■ Prompt:
In the text below on SNC-Lavalin's compliance program, translate this sentence into Spanish: "He added that the level of risk involved in a proposed relationship between SNC-Lavalin and a business partner will determine the extent of the due diligence review it will conduct."

■ Document segment:

▬▬▬▬▬▬▬▬▬▬

In August, at the Canadian Society of Corporate Secretaries’ annual conference, during a session on anti-corruption and bribery, Pohlmann unveiled SNC-Lavalin’s new  compliance organization designed to detect and deal with compliance issues whenever and wherever they may occur throughout the company. It includes five senior management appointments focused on such areas as compliance program monitoring and investigations; seven compliance officers at business units such as Instruments & Controls, Transportation and Power; and three regional compliance officers in Europe, Latin America and Africa/Middle East. Each of the 15 officers reports directly to Pohlmann.

SNC-Lavalin has also rolled out a new policy for engaging with business partners that.establishes principles and due diligence procedures to be followed before entering into an agreement with parties who will act on behalf of the company. This policy aims to ensure that SNC-Lavalin deals only with people or organizations of integrity and in good standing with the business community, and which have the background, reputation and qualifications required for the services they provide.

‘Even when we don’t have control in a joint venture [where SNC-Lavalin has] a minority interest, there are tools we can  use to ask controlling joint venture partners to follow,” Pohlmann said during the anti-corruption session at the CSCS conference. ‘When the controlling partners don’t want to follow those rules, we ask SNC-Lavalin’s representative to the JV to ask questions and that they be read into board meeting minutes.’

He added that the level of risk involved in a proposed relationship between SNC-Lavalin and a business partner will determine the extent of the due diligence review it will conduct.

The company also has created a personal compliance training program for all employees, with particular focus on those working in functions that are known to expose employees to a higher level of corruption risk. The training, to be provided in person by compliance experts, aims to equip employees with the tools they need to do business in line with high ethical standards, regardless of the regulatory circumstances or external parties they encounter.

In addition, the company has hired an independent monitor who reports to the World Bank and will offer suggestions for SNC-Lavalin to hone and enhance its compliance program from this point on. As part of its settlement agreement with the World Bank, which has banned the company and 100 of its subsidiaries from bidding on any World Bank development project for the next 10 years, SNC-Lavalin will be monitored over the next few years by lawyers with experience with the Foreign Corruption Practices Act.

▬▬▬▬▬▬▬▬▬▬

■ Supplied entries:

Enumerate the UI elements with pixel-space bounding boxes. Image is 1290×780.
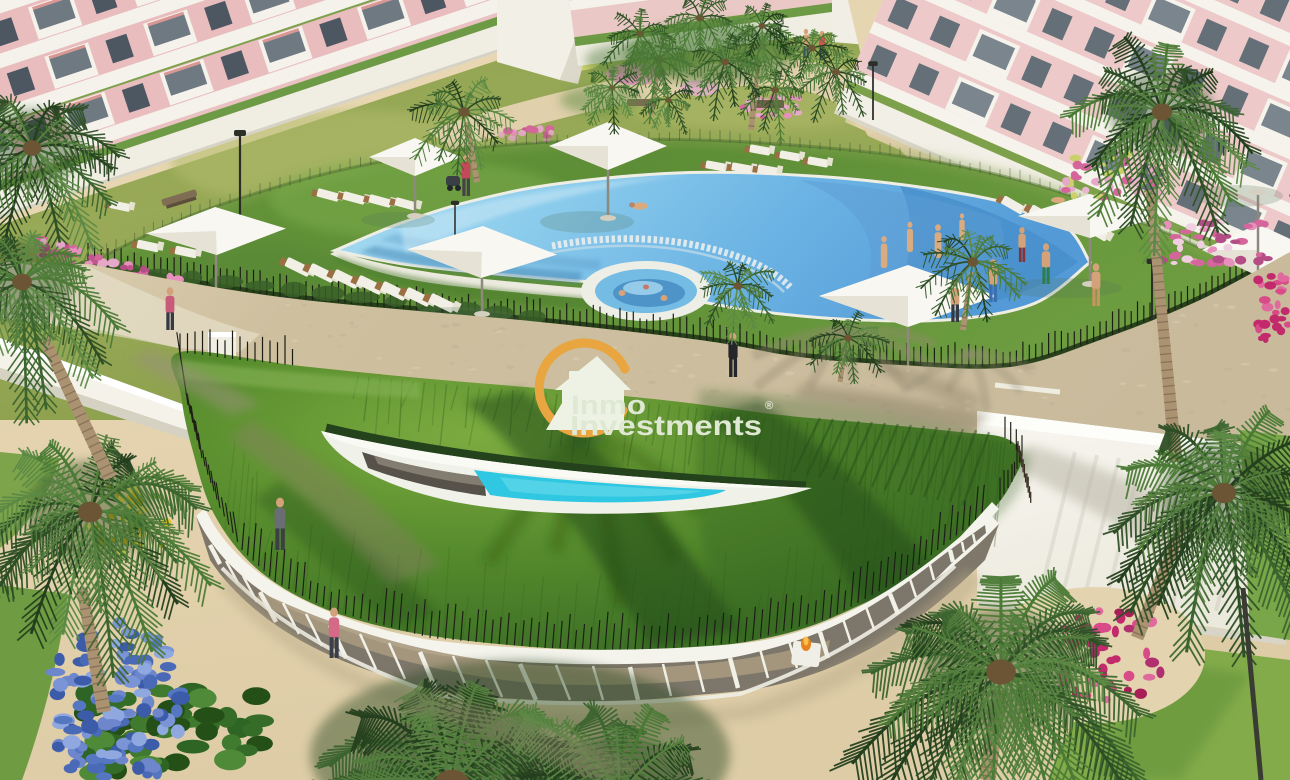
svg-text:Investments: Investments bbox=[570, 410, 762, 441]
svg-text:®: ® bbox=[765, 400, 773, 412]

▬▬▬▬▬▬▬▬▬▬

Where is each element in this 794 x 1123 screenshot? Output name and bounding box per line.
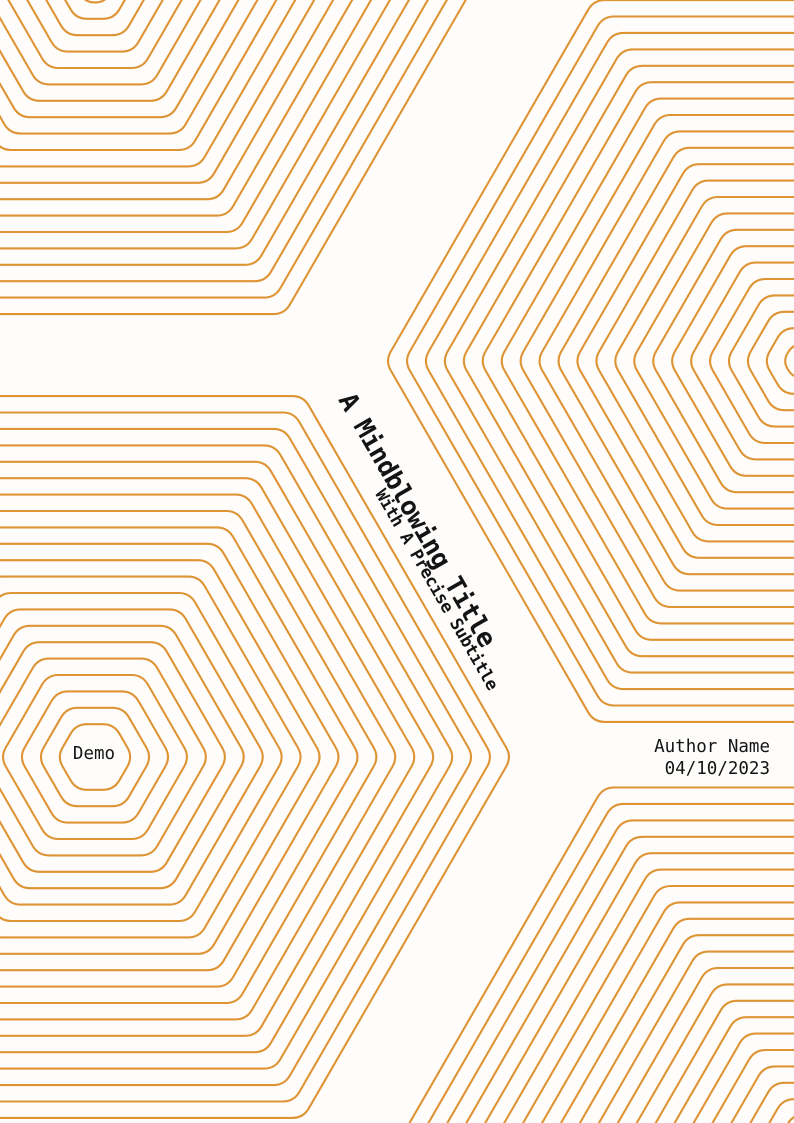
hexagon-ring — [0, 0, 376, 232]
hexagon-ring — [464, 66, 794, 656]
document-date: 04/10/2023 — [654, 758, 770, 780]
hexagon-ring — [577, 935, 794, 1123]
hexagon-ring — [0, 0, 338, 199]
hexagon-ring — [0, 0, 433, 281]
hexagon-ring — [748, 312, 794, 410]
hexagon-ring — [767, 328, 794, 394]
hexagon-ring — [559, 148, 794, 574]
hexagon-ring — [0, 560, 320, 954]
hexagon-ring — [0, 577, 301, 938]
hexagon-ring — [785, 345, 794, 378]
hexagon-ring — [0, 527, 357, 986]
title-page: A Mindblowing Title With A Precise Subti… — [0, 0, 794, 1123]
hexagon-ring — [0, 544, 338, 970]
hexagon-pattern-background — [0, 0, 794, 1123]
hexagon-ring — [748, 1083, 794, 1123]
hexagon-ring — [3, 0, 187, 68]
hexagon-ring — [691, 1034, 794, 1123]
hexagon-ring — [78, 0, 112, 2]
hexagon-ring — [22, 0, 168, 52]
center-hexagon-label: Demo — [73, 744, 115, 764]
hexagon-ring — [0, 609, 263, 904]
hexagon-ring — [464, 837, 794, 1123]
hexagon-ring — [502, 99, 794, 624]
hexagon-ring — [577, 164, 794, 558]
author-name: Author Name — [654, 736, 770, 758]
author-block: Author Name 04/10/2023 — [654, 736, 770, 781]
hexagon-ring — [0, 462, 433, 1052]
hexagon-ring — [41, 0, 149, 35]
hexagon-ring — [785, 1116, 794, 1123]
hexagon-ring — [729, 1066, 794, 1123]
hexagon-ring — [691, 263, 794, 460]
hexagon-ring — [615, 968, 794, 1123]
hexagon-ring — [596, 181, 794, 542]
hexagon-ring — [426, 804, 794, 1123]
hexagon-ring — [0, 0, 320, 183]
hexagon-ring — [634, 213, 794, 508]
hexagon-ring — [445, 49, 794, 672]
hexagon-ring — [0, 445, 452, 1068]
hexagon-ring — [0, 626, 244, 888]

▬▬▬▬▬▬▬▬▬▬

■ Exercise answer:
Añadió que el nivel de riesgo que implica una relación propuesta entre SNC-Lavalin y un socio comercial determinará el alcance de la revisión de diligencia debida que llevará a cabo.